Rows:
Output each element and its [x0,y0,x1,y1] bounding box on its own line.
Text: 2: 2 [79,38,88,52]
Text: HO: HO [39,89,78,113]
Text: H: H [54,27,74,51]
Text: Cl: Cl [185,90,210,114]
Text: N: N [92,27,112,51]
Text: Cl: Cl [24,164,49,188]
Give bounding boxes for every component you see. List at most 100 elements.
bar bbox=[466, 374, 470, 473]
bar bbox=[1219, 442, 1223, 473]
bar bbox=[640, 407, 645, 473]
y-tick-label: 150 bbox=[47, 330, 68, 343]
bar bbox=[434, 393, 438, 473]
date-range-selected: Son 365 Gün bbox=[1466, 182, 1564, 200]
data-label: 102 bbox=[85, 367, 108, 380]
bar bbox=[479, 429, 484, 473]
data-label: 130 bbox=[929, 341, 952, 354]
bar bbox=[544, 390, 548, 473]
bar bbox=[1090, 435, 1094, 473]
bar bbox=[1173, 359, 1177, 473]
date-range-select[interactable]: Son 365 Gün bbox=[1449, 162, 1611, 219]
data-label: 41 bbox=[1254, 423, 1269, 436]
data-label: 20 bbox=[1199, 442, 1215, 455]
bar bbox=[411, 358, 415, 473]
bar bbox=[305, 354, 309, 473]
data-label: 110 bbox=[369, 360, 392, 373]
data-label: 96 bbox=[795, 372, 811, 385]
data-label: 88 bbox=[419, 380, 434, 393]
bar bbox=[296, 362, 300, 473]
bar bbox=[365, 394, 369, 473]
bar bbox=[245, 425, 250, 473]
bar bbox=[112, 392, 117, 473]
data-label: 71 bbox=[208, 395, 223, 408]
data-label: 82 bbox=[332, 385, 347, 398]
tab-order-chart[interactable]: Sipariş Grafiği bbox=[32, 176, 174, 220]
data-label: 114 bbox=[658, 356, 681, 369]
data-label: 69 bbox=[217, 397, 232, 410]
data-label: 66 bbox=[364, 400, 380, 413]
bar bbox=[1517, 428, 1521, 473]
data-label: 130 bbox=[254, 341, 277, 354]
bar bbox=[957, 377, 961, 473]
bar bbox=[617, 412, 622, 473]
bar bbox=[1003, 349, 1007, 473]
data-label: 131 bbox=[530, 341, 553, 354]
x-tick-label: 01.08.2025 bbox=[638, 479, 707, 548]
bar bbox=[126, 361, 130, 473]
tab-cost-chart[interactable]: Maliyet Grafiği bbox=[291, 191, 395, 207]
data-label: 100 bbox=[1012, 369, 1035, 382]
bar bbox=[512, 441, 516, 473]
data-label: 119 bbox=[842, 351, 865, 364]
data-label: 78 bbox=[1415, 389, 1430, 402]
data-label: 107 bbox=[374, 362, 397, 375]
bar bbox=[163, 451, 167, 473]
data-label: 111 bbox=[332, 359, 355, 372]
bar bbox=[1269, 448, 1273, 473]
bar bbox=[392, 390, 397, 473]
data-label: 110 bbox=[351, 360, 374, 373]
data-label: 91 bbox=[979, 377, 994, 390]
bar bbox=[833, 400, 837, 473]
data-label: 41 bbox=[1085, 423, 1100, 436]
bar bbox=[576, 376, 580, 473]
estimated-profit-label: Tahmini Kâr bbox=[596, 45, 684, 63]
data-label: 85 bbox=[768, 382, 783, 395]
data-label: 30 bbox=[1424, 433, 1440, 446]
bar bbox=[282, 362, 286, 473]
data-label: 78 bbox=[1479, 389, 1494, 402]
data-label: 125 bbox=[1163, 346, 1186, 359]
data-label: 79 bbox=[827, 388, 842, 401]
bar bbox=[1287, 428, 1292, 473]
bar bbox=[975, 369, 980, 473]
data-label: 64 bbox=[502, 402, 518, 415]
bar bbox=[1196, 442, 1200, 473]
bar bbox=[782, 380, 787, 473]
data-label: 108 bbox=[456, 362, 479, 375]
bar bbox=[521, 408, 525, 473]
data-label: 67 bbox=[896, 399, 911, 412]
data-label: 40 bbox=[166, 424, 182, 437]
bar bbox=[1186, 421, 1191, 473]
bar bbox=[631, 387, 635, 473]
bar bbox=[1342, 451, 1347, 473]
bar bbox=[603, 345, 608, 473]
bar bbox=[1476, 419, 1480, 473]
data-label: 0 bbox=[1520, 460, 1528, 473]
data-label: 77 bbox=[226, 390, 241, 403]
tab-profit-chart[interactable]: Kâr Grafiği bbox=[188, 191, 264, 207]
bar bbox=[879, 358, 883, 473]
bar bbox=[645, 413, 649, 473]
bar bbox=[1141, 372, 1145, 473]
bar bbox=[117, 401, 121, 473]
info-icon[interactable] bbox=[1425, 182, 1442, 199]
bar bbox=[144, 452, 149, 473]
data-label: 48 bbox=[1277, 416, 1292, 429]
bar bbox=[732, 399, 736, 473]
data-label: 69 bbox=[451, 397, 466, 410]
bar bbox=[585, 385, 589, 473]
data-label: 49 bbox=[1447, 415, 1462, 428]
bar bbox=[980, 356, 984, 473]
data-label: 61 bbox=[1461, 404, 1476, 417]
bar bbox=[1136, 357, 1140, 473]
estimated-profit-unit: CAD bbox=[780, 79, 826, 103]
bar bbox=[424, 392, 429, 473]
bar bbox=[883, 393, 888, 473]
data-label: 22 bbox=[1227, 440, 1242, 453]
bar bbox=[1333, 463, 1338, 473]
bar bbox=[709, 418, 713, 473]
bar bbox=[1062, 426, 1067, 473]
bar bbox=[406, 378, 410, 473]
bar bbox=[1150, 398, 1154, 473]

Stated goal: Convert the data from its first line through the line containing "bar bbox=[365, 394, 369, 473]", both included, into a JSON list of strings with one string per line, leaving out any blank lines.

Exercise result:
[
  "Output each element and its [x0,y0,x1,y1] bounding box on its own line.",
  "Text: 2: 2 [79,38,88,52]",
  "Text: HO: HO [39,89,78,113]",
  "Text: H: H [54,27,74,51]",
  "Text: Cl: Cl [185,90,210,114]",
  "Text: N: N [92,27,112,51]",
  "Text: Cl: Cl [24,164,49,188]",
  "Give bounding boxes for every component you see. List at most 100 elements.",
  "bar bbox=[466, 374, 470, 473]",
  "bar bbox=[1219, 442, 1223, 473]",
  "bar bbox=[640, 407, 645, 473]",
  "y-tick-label: 150 bbox=[47, 330, 68, 343]",
  "bar bbox=[434, 393, 438, 473]",
  "date-range-selected: Son 365 Gün bbox=[1466, 182, 1564, 200]",
  "data-label: 102 bbox=[85, 367, 108, 380]",
  "bar bbox=[479, 429, 484, 473]",
  "data-label: 130 bbox=[929, 341, 952, 354]",
  "bar bbox=[544, 390, 548, 473]",
  "bar bbox=[1090, 435, 1094, 473]",
  "bar bbox=[1173, 359, 1177, 473]",
  "date-range-select[interactable]: Son 365 Gün bbox=[1449, 162, 1611, 219]",
  "data-label: 41 bbox=[1254, 423, 1269, 436]",
  "data-label: 20 bbox=[1199, 442, 1215, 455]",
  "bar bbox=[411, 358, 415, 473]",
  "bar bbox=[305, 354, 309, 473]",
  "data-label: 110 bbox=[369, 360, 392, 373]",
  "data-label: 96 bbox=[795, 372, 811, 385]",
  "data-label: 88 bbox=[419, 380, 434, 393]",
  "bar bbox=[296, 362, 300, 473]",
  "bar bbox=[365, 394, 369, 473]"
]